Input data:
----------

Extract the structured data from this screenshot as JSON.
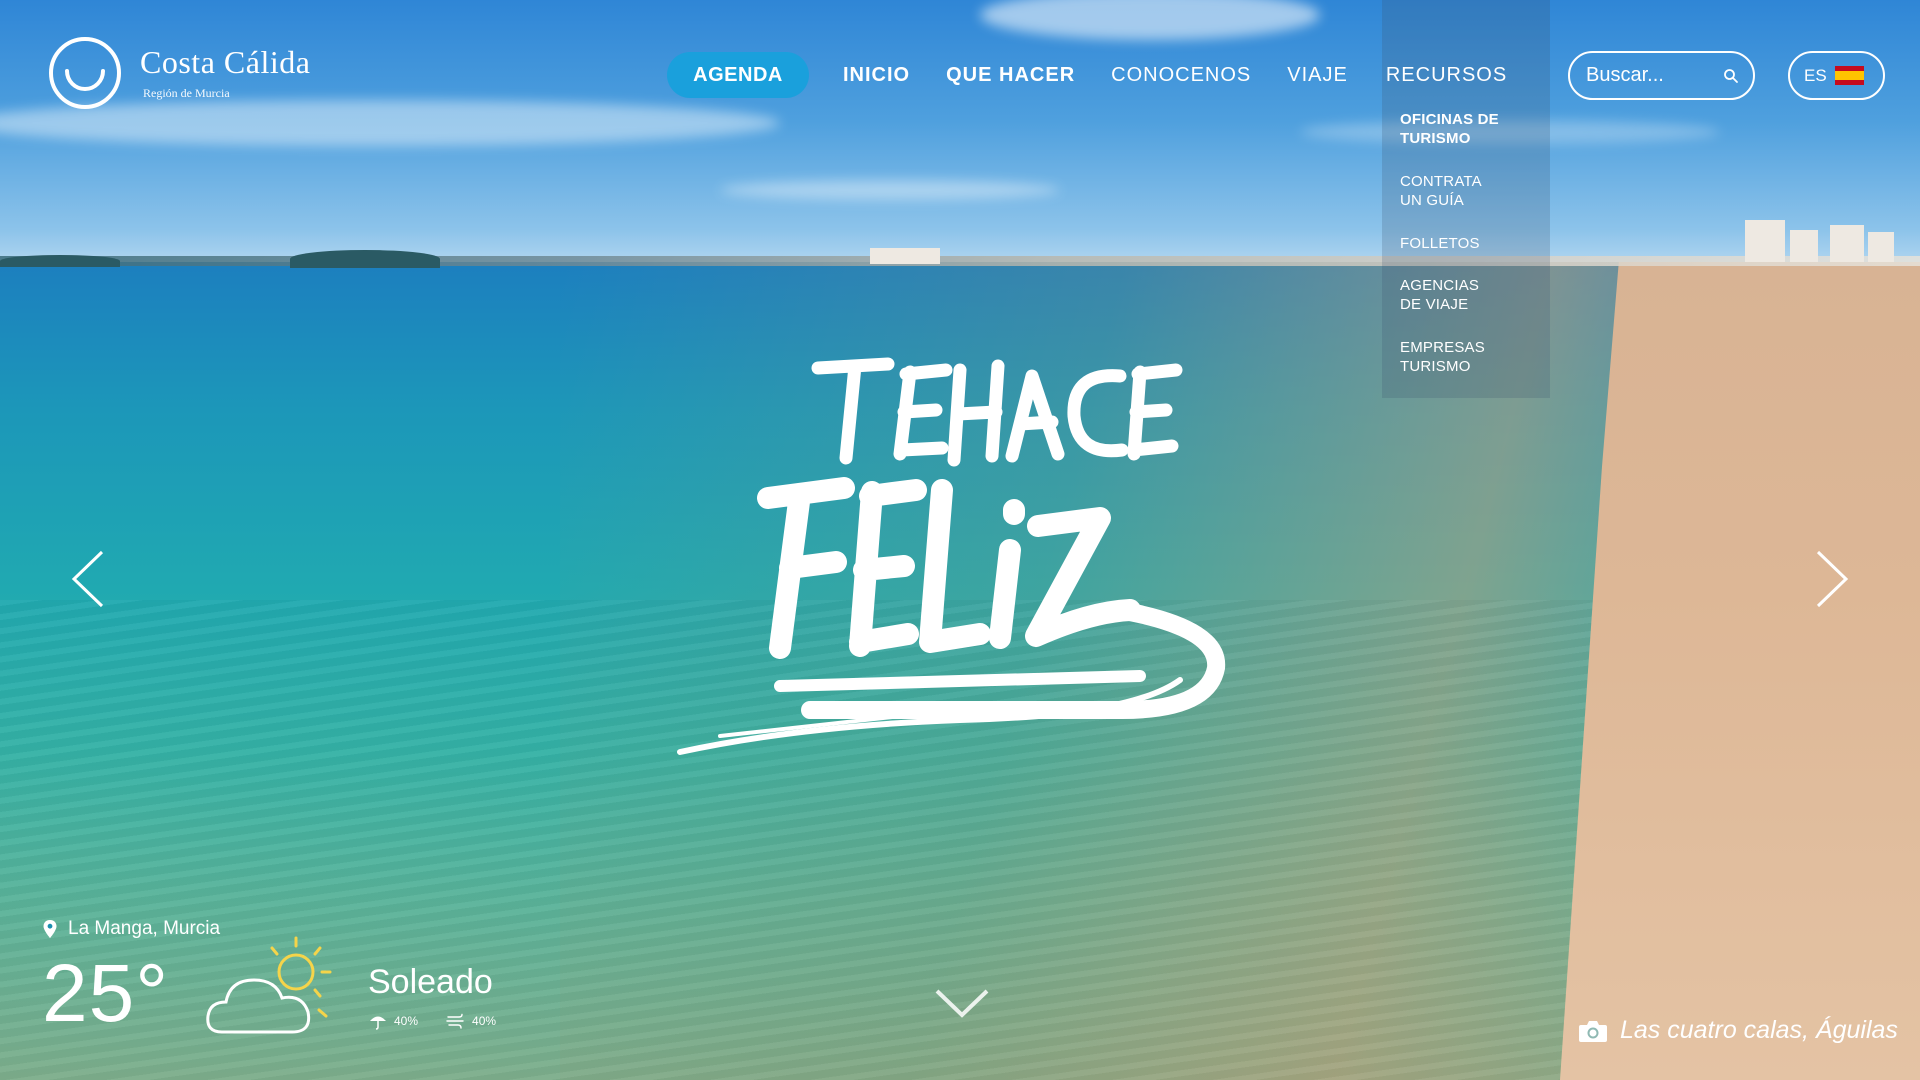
{
  "brand": {
    "name": "Costa Cálida",
    "subtitle": "Región de Murcia"
  },
  "nav": {
    "agenda": "AGENDA",
    "items": [
      "INICIO",
      "QUE HACER",
      "CONOCENOS",
      "VIAJE",
      "RECURSOS"
    ]
  },
  "search": {
    "placeholder": "Buscar..."
  },
  "language": {
    "code": "ES",
    "flag": "spain-flag-icon"
  },
  "dropdown": {
    "parent": "RECURSOS",
    "items": [
      {
        "line1": "OFICINAS DE",
        "line2": "TURISMO"
      },
      {
        "line1": "CONTRATA",
        "line2": "UN GUÍA"
      },
      {
        "line1": "FOLLETOS",
        "line2": ""
      },
      {
        "line1": "AGENCIAS",
        "line2": "DE VIAJE"
      },
      {
        "line1": "EMPRESAS",
        "line2": "TURISMO"
      }
    ]
  },
  "hero": {
    "line1": "TE HACE",
    "line2": "FELIZ"
  },
  "weather": {
    "location": "La Manga, Murcia",
    "temperature": "25°",
    "condition": "Soleado",
    "rain": "40%",
    "wind": "40%",
    "icon": "partly-sunny-icon"
  },
  "caption": {
    "text": "Las cuatro calas, Águilas",
    "icon": "camera-icon"
  },
  "colors": {
    "accent": "#1aa0dc",
    "sea": "#20a9b1",
    "sand": "#ddb796"
  }
}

----------

Requirements: Retype each entry precisely. Skip images entirely.

Response:
Extract the structured data from this screenshot as JSON.
{
  "brand": {
    "name": "Costa Cálida",
    "subtitle": "Región de Murcia"
  },
  "nav": {
    "agenda": "AGENDA",
    "items": [
      "INICIO",
      "QUE HACER",
      "CONOCENOS",
      "VIAJE",
      "RECURSOS"
    ]
  },
  "search": {
    "placeholder": "Buscar..."
  },
  "language": {
    "code": "ES",
    "flag": "spain-flag-icon"
  },
  "dropdown": {
    "parent": "RECURSOS",
    "items": [
      {
        "line1": "OFICINAS DE",
        "line2": "TURISMO"
      },
      {
        "line1": "CONTRATA",
        "line2": "UN GUÍA"
      },
      {
        "line1": "FOLLETOS",
        "line2": ""
      },
      {
        "line1": "AGENCIAS",
        "line2": "DE VIAJE"
      },
      {
        "line1": "EMPRESAS",
        "line2": "TURISMO"
      }
    ]
  },
  "hero": {
    "line1": "TE HACE",
    "line2": "FELIZ"
  },
  "weather": {
    "location": "La Manga, Murcia",
    "temperature": "25°",
    "condition": "Soleado",
    "rain": "40%",
    "wind": "40%",
    "icon": "partly-sunny-icon"
  },
  "caption": {
    "text": "Las cuatro calas, Águilas",
    "icon": "camera-icon"
  },
  "colors": {
    "accent": "#1aa0dc",
    "sea": "#20a9b1",
    "sand": "#ddb796"
  }
}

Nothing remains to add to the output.